**Directive**
Reproduce word for word everything from the first of the lines below down to the line containing "- cell-start-time: 11:15: [139, 248, 183, 266]", with both of those lines included.
━━━ Given records
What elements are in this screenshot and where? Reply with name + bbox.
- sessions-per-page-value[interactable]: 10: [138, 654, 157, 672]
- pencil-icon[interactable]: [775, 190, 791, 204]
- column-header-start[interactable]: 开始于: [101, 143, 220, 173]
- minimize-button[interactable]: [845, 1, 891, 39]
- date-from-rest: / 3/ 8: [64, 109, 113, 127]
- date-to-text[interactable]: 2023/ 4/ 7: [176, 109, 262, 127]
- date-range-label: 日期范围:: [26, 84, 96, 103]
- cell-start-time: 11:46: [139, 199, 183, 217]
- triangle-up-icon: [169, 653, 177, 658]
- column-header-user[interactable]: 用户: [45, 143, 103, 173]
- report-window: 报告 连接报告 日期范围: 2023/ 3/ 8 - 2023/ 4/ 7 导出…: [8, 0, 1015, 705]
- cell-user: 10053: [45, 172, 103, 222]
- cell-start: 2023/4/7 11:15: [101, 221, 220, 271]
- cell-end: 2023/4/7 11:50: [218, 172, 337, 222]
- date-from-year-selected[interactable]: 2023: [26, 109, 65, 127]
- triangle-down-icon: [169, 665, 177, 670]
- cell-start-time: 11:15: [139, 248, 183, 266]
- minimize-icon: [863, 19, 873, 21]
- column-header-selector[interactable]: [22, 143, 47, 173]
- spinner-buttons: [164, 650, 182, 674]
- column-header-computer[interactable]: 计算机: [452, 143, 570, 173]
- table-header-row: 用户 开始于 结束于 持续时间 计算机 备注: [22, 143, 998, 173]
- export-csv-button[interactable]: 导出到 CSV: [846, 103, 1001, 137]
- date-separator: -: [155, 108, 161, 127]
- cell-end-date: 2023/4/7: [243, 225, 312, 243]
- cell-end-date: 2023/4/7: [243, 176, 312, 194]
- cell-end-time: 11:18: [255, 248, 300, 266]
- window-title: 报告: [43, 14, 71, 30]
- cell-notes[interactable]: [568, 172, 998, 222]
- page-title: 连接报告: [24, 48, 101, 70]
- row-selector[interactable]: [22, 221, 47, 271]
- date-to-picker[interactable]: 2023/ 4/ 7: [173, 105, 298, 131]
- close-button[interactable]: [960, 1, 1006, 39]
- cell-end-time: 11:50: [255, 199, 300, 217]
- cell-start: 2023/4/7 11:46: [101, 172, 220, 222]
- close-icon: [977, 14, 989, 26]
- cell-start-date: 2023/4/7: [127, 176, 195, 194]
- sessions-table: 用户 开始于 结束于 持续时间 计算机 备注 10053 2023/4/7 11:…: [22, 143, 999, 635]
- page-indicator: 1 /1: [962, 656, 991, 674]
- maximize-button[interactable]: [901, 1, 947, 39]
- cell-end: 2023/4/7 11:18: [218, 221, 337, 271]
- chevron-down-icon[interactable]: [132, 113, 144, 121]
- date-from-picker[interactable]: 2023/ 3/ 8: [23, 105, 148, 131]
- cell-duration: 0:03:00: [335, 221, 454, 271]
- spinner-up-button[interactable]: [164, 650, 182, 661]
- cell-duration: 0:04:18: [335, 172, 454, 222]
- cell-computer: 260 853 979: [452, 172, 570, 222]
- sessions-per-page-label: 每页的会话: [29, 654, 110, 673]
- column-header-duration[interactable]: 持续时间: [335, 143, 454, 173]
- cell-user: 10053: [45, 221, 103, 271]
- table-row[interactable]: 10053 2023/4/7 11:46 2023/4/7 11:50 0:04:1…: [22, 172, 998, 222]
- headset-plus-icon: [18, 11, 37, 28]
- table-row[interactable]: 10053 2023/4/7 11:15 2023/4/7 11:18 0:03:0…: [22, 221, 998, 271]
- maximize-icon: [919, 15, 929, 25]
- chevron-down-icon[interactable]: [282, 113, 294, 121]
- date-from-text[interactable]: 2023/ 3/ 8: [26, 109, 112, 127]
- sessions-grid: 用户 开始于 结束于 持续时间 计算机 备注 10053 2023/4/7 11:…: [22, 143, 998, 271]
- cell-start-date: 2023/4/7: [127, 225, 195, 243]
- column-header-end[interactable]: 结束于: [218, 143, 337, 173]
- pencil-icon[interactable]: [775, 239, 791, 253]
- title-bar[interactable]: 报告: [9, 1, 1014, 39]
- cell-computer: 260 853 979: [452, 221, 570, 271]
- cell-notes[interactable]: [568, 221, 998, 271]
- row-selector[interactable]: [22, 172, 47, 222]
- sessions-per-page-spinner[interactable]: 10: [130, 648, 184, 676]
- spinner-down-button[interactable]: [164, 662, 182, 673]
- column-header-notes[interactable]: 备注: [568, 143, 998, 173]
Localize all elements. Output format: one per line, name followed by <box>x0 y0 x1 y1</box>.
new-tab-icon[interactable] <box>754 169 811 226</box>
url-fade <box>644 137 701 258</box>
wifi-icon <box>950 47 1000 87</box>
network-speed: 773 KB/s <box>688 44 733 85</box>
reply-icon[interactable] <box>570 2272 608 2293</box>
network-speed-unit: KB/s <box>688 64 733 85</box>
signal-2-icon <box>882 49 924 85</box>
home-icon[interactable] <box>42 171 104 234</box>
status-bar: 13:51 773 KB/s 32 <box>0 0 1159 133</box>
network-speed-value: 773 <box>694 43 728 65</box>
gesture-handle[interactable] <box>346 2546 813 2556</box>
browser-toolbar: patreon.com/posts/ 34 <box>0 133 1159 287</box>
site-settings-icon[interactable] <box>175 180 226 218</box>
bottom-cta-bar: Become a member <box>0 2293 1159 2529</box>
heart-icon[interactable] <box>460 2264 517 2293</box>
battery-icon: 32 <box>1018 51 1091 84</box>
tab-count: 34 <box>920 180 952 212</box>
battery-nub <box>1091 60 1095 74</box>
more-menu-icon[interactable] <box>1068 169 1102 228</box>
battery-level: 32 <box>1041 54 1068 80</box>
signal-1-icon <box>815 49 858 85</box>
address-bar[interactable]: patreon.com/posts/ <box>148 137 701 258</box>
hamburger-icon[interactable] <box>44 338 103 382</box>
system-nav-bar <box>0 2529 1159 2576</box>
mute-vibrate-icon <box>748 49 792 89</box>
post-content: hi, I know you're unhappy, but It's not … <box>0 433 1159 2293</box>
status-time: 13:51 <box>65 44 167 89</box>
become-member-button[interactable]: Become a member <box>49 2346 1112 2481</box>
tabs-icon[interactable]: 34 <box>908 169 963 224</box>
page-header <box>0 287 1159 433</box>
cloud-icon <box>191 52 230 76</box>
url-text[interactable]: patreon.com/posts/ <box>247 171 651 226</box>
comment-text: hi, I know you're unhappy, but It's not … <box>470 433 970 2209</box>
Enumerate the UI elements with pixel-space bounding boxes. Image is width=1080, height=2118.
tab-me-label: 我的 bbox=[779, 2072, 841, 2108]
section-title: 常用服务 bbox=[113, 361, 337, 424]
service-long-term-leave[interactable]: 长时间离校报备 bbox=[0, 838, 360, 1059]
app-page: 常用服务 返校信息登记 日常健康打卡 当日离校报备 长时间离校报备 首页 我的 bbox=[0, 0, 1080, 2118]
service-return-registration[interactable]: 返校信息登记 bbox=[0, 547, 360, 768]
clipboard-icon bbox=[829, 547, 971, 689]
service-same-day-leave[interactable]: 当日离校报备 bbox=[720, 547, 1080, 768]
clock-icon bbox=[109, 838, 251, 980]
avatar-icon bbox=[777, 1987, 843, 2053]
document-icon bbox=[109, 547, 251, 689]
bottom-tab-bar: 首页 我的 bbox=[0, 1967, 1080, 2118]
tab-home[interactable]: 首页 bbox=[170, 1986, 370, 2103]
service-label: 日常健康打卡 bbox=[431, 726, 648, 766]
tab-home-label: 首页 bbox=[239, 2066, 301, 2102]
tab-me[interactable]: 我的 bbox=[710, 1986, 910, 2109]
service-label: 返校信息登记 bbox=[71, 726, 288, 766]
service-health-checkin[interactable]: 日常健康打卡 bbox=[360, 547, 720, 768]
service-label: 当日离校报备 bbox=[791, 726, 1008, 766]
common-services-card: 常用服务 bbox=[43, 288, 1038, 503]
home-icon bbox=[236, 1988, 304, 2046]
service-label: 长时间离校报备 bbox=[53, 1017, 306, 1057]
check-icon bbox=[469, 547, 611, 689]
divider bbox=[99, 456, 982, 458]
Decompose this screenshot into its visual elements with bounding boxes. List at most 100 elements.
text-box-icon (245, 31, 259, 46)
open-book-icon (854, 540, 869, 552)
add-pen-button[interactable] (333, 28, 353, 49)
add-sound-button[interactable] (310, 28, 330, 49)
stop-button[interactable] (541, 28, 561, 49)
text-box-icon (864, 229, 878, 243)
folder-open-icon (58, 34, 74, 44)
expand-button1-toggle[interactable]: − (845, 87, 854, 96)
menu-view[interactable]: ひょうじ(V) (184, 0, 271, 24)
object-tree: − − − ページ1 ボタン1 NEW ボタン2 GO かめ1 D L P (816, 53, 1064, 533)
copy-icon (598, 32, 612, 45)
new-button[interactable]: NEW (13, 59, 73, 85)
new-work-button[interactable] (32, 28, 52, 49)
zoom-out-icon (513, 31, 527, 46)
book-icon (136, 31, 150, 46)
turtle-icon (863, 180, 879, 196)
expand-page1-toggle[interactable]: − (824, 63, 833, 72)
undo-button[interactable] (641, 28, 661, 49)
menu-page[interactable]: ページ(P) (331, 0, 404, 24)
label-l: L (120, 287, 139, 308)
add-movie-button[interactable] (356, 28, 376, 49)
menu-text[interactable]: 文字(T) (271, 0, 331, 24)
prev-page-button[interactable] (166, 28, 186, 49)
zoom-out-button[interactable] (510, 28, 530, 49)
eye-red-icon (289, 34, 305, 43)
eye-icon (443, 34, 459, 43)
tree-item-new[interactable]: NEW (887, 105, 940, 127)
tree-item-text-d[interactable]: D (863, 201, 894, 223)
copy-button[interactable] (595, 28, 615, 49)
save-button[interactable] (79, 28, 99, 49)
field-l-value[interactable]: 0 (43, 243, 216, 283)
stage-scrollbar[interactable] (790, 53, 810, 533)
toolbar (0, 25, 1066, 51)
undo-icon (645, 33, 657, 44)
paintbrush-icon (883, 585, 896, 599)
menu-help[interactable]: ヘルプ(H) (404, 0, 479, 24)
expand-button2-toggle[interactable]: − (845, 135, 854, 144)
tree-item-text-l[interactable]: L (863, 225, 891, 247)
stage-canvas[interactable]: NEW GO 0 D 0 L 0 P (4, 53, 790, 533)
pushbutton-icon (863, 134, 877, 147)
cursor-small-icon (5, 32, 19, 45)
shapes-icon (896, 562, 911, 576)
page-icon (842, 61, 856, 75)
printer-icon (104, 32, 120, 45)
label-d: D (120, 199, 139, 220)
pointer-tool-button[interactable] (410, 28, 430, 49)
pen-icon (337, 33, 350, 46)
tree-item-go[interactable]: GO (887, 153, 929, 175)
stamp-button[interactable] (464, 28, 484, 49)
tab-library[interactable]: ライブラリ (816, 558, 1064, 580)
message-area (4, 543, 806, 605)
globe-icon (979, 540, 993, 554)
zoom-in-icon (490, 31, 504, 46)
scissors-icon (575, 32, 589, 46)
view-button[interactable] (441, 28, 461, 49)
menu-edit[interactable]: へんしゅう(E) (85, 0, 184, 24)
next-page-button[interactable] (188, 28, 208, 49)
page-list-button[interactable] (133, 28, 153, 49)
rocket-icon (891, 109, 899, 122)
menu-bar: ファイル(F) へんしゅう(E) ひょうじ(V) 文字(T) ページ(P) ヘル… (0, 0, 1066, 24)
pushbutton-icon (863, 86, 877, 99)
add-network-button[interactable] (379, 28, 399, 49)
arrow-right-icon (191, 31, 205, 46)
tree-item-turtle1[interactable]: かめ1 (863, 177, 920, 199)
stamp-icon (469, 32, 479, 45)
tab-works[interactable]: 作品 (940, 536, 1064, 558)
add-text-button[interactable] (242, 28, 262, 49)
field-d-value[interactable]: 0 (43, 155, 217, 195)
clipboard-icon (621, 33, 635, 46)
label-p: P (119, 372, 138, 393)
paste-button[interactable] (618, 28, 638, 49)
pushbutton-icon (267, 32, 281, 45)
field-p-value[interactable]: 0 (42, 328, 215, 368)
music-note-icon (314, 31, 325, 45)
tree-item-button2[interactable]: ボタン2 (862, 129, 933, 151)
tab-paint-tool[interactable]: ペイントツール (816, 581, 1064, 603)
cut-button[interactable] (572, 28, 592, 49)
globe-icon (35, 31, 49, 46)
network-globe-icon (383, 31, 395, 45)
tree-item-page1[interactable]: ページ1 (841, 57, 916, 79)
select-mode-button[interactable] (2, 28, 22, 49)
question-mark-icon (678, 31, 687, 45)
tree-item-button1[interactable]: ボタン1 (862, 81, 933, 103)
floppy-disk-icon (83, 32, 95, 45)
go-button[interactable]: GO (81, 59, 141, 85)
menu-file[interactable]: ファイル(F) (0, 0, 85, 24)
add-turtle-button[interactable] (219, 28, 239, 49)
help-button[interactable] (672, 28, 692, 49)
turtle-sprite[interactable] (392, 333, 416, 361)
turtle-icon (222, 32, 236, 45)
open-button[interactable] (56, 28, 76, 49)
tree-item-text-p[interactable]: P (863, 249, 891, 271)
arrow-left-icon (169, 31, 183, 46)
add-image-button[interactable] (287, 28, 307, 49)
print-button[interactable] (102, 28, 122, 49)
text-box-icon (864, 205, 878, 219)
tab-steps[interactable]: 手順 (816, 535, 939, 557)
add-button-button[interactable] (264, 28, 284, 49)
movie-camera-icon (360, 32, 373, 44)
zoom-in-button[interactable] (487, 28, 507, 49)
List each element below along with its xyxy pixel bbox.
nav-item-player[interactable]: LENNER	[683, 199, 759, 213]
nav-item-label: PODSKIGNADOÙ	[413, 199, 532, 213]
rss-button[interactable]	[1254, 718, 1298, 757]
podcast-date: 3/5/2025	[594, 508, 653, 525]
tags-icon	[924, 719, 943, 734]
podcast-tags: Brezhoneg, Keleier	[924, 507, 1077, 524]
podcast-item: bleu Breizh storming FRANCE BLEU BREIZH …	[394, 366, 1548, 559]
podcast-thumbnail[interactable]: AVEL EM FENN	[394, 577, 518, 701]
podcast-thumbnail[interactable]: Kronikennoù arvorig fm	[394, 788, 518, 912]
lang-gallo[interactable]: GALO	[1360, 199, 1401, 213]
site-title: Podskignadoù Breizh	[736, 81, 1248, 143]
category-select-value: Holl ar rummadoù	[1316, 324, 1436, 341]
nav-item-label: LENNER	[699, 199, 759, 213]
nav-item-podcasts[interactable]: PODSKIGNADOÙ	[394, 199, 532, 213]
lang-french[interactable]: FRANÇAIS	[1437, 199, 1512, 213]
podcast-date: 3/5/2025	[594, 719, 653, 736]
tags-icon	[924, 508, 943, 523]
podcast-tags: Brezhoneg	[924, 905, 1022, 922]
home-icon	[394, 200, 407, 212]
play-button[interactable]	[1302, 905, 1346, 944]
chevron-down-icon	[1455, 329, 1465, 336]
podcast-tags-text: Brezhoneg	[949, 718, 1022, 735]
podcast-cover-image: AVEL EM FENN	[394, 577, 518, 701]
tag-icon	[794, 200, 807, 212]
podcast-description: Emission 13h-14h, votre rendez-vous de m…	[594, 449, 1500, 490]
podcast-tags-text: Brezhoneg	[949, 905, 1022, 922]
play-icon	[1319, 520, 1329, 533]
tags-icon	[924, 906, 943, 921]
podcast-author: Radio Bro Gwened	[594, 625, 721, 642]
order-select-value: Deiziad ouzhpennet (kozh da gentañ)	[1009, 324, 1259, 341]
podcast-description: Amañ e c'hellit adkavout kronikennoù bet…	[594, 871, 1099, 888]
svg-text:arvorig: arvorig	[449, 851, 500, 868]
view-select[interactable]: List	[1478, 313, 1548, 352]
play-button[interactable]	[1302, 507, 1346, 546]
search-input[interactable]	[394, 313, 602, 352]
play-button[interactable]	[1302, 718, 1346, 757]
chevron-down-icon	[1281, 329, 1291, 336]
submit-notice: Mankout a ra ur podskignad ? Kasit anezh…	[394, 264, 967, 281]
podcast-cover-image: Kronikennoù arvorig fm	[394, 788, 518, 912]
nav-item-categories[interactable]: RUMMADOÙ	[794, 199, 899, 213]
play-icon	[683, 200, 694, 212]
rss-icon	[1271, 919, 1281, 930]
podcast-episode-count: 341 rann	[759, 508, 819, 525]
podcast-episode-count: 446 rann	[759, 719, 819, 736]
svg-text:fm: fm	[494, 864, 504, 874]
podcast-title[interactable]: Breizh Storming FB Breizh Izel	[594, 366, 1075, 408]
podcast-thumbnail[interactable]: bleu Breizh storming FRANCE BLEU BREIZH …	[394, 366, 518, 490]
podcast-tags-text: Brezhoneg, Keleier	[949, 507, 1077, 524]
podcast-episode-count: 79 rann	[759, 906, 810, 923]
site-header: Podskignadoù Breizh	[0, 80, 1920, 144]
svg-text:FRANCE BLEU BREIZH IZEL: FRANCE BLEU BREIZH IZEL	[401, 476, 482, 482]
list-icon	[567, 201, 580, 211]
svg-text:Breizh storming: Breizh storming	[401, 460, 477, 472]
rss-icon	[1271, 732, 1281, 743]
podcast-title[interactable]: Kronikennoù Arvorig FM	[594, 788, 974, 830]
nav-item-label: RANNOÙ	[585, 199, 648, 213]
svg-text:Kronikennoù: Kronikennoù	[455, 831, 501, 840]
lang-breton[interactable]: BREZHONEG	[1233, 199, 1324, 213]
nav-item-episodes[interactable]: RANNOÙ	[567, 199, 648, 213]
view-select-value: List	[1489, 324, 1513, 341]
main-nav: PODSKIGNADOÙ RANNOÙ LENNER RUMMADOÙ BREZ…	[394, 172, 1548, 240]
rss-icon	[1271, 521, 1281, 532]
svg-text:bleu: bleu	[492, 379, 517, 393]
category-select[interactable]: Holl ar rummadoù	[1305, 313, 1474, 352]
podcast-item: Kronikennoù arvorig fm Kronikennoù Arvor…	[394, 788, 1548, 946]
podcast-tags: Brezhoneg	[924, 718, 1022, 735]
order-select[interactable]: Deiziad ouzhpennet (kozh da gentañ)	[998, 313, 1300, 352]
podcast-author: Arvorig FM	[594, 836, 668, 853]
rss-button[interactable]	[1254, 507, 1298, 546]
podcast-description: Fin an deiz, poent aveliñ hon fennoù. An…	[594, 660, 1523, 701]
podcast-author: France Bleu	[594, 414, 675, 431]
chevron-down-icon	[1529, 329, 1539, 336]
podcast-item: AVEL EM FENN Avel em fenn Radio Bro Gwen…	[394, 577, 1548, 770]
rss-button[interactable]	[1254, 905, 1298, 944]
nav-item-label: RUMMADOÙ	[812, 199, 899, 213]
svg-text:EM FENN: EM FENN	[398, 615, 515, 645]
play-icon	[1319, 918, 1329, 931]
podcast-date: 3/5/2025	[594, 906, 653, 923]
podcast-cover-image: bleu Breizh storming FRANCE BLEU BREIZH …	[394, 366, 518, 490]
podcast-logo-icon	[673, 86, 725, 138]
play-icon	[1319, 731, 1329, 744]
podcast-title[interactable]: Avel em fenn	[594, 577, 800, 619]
━━━━━━
**Output for this task**
What elements are in this screenshot and where? Reply with name + bbox.
- sessions-per-page-value[interactable]: 10: [138, 654, 157, 672]
- pencil-icon[interactable]: [775, 190, 791, 204]
- column-header-start[interactable]: 开始于: [101, 143, 220, 173]
- minimize-button[interactable]: [845, 1, 891, 39]
- date-from-rest: / 3/ 8: [64, 109, 113, 127]
- date-to-text[interactable]: 2023/ 4/ 7: [176, 109, 262, 127]
- date-range-label: 日期范围:: [26, 84, 96, 103]
- cell-start-time: 11:46: [139, 199, 183, 217]
- triangle-up-icon: [169, 653, 177, 658]
- column-header-user[interactable]: 用户: [45, 143, 103, 173]
- report-window: 报告 连接报告 日期范围: 2023/ 3/ 8 - 2023/ 4/ 7 导出…: [8, 0, 1015, 705]
- cell-user: 10053: [45, 172, 103, 222]
- cell-start: 2023/4/7 11:15: [101, 221, 220, 271]
- cell-end: 2023/4/7 11:50: [218, 172, 337, 222]
- date-from-year-selected[interactable]: 2023: [26, 109, 65, 127]
- triangle-down-icon: [169, 665, 177, 670]
- cell-start-time: 11:15: [139, 248, 183, 266]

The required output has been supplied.